■ Given exercise:
Filter this material down to the lines that hold "prostředků", copying each one.

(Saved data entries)
# # # #

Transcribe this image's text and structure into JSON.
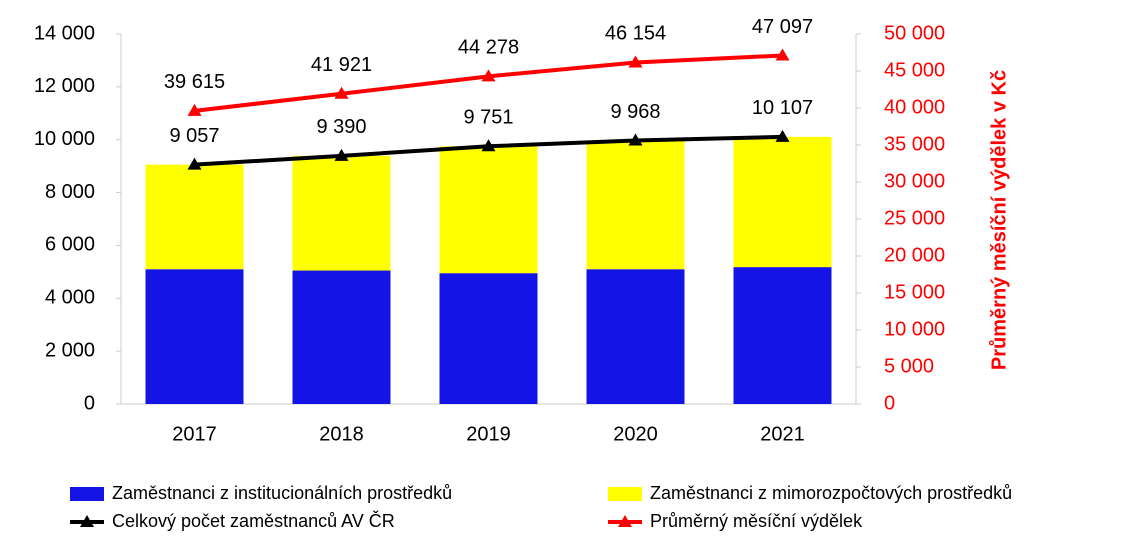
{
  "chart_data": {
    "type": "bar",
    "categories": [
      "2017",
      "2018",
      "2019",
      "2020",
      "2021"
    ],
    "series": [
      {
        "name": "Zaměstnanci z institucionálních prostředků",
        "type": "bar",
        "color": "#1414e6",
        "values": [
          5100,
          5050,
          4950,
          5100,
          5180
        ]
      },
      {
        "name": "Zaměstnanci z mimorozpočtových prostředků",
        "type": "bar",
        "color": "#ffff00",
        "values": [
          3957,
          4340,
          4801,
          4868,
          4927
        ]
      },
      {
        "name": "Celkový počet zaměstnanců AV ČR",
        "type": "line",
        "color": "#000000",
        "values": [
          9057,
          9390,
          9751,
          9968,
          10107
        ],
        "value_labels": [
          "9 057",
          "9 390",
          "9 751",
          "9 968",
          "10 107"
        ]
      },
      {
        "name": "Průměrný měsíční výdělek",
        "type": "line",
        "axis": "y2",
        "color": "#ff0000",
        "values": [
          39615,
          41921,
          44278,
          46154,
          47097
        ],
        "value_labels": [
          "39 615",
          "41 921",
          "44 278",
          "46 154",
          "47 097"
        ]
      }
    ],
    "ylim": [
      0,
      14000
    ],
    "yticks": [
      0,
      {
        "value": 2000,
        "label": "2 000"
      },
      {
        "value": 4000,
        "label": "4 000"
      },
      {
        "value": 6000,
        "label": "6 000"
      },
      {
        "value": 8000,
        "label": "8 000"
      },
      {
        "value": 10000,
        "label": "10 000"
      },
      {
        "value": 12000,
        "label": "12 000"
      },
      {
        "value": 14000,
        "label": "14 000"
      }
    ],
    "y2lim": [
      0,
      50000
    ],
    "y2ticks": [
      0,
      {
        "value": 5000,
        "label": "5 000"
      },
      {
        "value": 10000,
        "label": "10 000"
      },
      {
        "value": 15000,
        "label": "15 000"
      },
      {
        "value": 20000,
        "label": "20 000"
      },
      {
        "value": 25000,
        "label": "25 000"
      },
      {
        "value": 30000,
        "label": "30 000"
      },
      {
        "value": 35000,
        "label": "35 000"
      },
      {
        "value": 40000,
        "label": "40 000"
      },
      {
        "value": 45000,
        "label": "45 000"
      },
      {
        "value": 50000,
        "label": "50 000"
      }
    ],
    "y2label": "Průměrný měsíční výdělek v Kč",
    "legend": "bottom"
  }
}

# # # #

■ Right answer:
        "name": "Zaměstnanci z institucionálních prostředků",
        "name": "Zaměstnanci z mimorozpočtových prostředků",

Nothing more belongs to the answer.